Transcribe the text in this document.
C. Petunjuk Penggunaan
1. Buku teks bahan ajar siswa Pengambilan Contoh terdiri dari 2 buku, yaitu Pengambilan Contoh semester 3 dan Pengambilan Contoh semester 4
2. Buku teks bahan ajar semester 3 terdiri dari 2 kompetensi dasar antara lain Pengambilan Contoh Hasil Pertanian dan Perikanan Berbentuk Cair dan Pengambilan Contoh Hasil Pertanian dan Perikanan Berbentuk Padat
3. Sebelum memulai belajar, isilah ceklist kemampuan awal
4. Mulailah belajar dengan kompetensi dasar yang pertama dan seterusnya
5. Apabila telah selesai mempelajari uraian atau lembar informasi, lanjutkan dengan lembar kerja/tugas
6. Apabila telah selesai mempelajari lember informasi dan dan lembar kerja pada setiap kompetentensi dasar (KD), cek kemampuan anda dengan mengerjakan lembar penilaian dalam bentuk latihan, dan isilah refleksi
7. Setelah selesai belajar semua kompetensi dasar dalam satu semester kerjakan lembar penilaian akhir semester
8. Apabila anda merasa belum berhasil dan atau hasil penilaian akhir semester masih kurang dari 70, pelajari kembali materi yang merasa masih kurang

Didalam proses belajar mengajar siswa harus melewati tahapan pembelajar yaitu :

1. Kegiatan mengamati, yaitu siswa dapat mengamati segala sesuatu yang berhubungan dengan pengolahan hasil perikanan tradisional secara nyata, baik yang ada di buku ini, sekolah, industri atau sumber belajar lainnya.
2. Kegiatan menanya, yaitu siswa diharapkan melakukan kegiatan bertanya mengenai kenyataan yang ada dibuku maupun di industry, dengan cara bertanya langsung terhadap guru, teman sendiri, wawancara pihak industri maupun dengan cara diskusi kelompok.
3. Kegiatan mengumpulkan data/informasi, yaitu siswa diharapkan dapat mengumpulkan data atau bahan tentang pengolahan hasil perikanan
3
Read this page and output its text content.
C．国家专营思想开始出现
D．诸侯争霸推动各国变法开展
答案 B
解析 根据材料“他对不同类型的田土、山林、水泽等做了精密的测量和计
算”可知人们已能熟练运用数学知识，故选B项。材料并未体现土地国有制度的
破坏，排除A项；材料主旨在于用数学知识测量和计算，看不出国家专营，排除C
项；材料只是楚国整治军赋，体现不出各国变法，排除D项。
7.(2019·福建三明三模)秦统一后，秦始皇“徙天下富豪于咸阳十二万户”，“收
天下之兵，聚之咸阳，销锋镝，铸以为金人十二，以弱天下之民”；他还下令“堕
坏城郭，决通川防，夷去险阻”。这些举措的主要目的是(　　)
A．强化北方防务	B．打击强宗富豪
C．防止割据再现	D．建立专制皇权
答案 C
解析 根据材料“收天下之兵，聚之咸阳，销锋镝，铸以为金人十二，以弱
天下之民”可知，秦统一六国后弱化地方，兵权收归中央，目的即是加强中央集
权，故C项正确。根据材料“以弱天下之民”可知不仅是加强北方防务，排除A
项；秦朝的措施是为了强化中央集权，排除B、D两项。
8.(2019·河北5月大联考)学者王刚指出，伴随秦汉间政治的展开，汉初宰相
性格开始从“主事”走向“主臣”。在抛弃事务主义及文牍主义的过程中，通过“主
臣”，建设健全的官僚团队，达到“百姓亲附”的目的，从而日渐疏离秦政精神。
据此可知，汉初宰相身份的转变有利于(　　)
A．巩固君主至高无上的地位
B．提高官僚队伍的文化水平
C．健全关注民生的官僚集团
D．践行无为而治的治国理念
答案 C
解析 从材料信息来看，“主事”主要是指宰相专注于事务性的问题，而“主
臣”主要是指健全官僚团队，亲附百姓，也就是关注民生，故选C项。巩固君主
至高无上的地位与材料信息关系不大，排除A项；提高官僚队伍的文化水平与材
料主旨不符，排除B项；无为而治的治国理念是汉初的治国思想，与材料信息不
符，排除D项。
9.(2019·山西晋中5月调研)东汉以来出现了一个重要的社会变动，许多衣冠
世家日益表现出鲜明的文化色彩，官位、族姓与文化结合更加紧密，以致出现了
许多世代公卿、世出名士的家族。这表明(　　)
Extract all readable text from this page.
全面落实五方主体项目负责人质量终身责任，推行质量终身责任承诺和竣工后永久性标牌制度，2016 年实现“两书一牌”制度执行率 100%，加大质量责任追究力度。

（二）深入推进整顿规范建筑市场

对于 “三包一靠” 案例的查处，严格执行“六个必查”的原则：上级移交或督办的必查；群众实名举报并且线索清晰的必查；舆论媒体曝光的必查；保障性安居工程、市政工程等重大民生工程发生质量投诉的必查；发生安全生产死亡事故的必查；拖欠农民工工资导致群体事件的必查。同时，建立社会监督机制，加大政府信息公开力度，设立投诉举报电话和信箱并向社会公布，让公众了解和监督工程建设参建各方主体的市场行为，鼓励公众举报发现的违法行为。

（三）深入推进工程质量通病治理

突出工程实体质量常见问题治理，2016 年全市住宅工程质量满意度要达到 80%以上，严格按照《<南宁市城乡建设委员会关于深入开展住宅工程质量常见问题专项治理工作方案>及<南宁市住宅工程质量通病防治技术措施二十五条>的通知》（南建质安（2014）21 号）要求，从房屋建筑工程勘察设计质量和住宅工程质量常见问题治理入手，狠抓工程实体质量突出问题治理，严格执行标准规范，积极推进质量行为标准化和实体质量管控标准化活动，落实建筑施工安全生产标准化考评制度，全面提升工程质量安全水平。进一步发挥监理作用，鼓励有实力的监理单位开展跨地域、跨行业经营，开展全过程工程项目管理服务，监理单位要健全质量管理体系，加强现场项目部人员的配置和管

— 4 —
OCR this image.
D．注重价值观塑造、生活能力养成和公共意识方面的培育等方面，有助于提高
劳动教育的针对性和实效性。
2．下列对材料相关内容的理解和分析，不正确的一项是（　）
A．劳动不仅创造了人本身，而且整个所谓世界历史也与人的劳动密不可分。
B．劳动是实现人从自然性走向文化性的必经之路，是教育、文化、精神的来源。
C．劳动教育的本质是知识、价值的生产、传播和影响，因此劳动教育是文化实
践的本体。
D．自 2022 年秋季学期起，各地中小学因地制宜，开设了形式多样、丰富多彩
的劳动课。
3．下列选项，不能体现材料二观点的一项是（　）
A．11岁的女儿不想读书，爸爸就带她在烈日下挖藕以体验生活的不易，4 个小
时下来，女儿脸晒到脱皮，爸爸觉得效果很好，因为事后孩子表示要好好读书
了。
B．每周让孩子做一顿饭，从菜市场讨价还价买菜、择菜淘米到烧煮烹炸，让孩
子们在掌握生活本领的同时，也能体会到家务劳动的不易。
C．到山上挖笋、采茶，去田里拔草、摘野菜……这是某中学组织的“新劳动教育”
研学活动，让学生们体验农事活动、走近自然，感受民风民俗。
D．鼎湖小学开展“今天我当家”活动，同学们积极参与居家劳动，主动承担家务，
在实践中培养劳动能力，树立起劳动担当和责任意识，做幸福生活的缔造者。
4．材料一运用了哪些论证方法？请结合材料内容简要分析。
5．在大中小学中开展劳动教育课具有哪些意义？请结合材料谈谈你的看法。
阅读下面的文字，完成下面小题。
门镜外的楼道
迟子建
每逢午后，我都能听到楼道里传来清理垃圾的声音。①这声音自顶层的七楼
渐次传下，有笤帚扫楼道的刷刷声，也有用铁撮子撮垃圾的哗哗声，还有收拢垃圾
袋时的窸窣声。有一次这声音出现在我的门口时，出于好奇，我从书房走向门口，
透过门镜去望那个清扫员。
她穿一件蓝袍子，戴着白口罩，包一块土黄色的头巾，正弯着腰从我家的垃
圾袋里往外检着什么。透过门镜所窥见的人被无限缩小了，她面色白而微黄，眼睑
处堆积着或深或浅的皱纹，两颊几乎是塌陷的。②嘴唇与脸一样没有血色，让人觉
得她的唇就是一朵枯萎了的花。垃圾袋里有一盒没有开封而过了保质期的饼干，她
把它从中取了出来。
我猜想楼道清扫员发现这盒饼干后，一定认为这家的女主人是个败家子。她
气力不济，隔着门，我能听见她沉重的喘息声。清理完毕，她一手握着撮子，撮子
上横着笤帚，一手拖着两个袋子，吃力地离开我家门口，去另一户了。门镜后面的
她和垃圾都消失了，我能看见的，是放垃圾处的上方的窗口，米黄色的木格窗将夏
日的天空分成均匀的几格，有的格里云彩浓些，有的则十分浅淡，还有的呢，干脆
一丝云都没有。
- - - - - - -
TASK TO COMPLETE
Extract every line from the one containing "OCR this image." through the last line of the data, inclusive, exactly as written.

TASK RESPONSE
OCR this image.
D．注重价值观塑造、生活能力养成和公共意识方面的培育等方面，有助于提高
劳动教育的针对性和实效性。
2．下列对材料相关内容的理解和分析，不正确的一项是（　）
A．劳动不仅创造了人本身，而且整个所谓世界历史也与人的劳动密不可分。
B．劳动是实现人从自然性走向文化性的必经之路，是教育、文化、精神的来源。
C．劳动教育的本质是知识、价值的生产、传播和影响，因此劳动教育是文化实
践的本体。
D．自 2022 年秋季学期起，各地中小学因地制宜，开设了形式多样、丰富多彩
的劳动课。
3．下列选项，不能体现材料二观点的一项是（　）
A．11岁的女儿不想读书，爸爸就带她在烈日下挖藕以体验生活的不易，4 个小
时下来，女儿脸晒到脱皮，爸爸觉得效果很好，因为事后孩子表示要好好读书
了。
B．每周让孩子做一顿饭，从菜市场讨价还价买菜、择菜淘米到烧煮烹炸，让孩
子们在掌握生活本领的同时，也能体会到家务劳动的不易。
C．到山上挖笋、采茶，去田里拔草、摘野菜……这是某中学组织的“新劳动教育”
研学活动，让学生们体验农事活动、走近自然，感受民风民俗。
D．鼎湖小学开展“今天我当家”活动，同学们积极参与居家劳动，主动承担家务，
在实践中培养劳动能力，树立起劳动担当和责任意识，做幸福生活的缔造者。
4．材料一运用了哪些论证方法？请结合材料内容简要分析。
5．在大中小学中开展劳动教育课具有哪些意义？请结合材料谈谈你的看法。
阅读下面的文字，完成下面小题。
门镜外的楼道
迟子建
每逢午后，我都能听到楼道里传来清理垃圾的声音。①这声音自顶层的七楼
渐次传下，有笤帚扫楼道的刷刷声，也有用铁撮子撮垃圾的哗哗声，还有收拢垃圾
袋时的窸窣声。有一次这声音出现在我的门口时，出于好奇，我从书房走向门口，
透过门镜去望那个清扫员。
她穿一件蓝袍子，戴着白口罩，包一块土黄色的头巾，正弯着腰从我家的垃
圾袋里往外检着什么。透过门镜所窥见的人被无限缩小了，她面色白而微黄，眼睑
处堆积着或深或浅的皱纹，两颊几乎是塌陷的。②嘴唇与脸一样没有血色，让人觉
得她的唇就是一朵枯萎了的花。垃圾袋里有一盒没有开封而过了保质期的饼干，她
把它从中取了出来。
我猜想楼道清扫员发现这盒饼干后，一定认为这家的女主人是个败家子。她
气力不济，隔着门，我能听见她沉重的喘息声。清理完毕，她一手握着撮子，撮子
上横着笤帚，一手拖着两个袋子，吃力地离开我家门口，去另一户了。门镜后面的
她和垃圾都消失了，我能看见的，是放垃圾处的上方的窗口，米黄色的木格窗将夏
日的天空分成均匀的几格，有的格里云彩浓些，有的则十分浅淡，还有的呢，干脆
一丝云都没有。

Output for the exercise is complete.